GIVEN TASK >>
Return the records that follow unaltered. Omit every picture.
○ ○ ○ ○ ○ ○ ○
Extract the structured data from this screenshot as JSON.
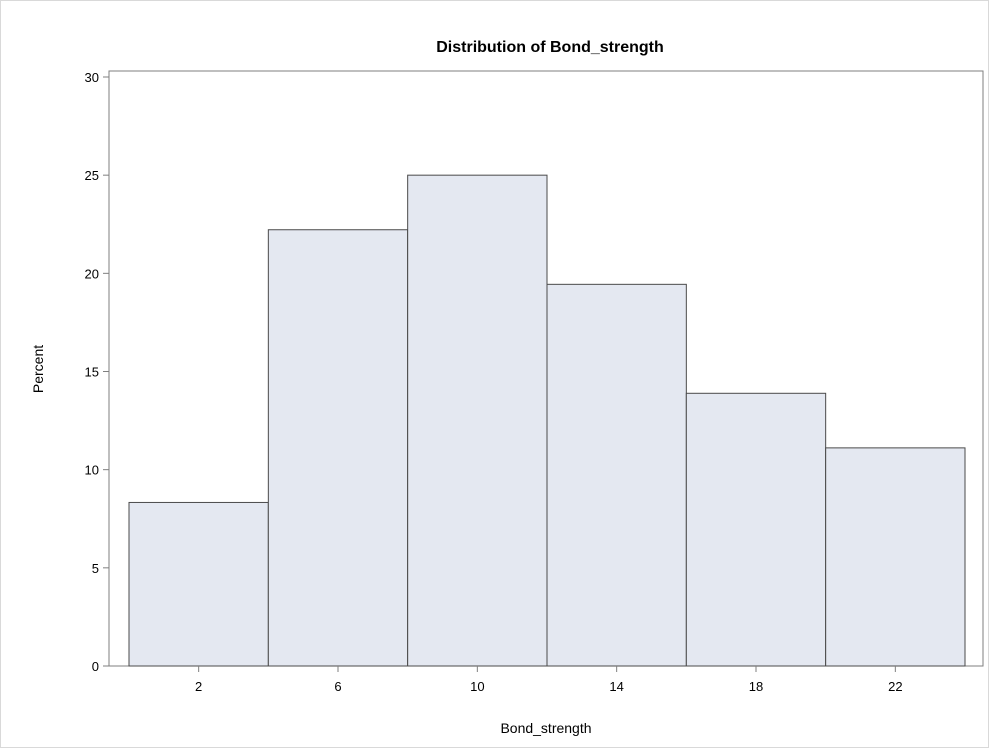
{
  "chart_data": {
    "type": "bar",
    "title": "Distribution of Bond_strength",
    "xlabel": "Bond_strength",
    "ylabel": "Percent",
    "categories": [
      "2",
      "6",
      "10",
      "14",
      "18",
      "22"
    ],
    "bin_width": 4,
    "values": [
      8.33,
      22.22,
      25.0,
      19.44,
      13.89,
      11.11
    ],
    "xlim": [
      0,
      24
    ],
    "ylim": [
      0,
      30
    ],
    "yticks": [
      0,
      5,
      10,
      15,
      20,
      25,
      30
    ],
    "grid": false,
    "legend": "none",
    "colors": {
      "bar_fill": "#e4e8f1",
      "bar_stroke": "#4a4a4a",
      "frame": "#7f7f7f"
    }
  }
}
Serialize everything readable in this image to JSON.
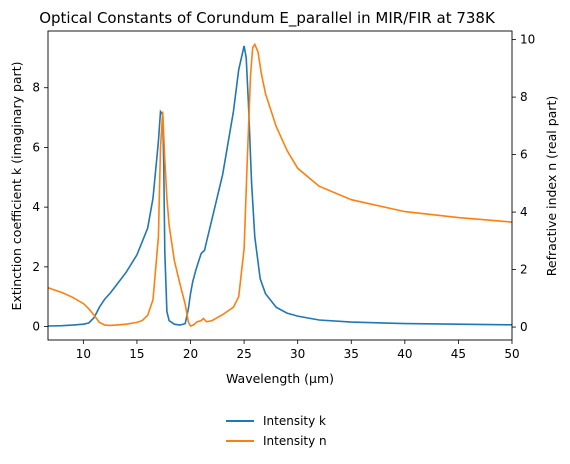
○ ○ ○ ○ ○ ○ ○
TASK ANSWER >>
Extract the structured data from this screenshot as JSON.
{
  "chart_data": {
    "type": "bar",
    "title": "Distribution of Bond_strength",
    "xlabel": "Bond_strength",
    "ylabel": "Percent",
    "categories": [
      "2",
      "6",
      "10",
      "14",
      "18",
      "22"
    ],
    "bin_width": 4,
    "values": [
      8.33,
      22.22,
      25.0,
      19.44,
      13.89,
      11.11
    ],
    "xlim": [
      0,
      24
    ],
    "ylim": [
      0,
      30
    ],
    "yticks": [
      0,
      5,
      10,
      15,
      20,
      25,
      30
    ],
    "grid": false,
    "legend": "none",
    "colors": {
      "bar_fill": "#e4e8f1",
      "bar_stroke": "#4a4a4a",
      "frame": "#7f7f7f"
    }
  }
}
Serialize everything readable in this image to JSON.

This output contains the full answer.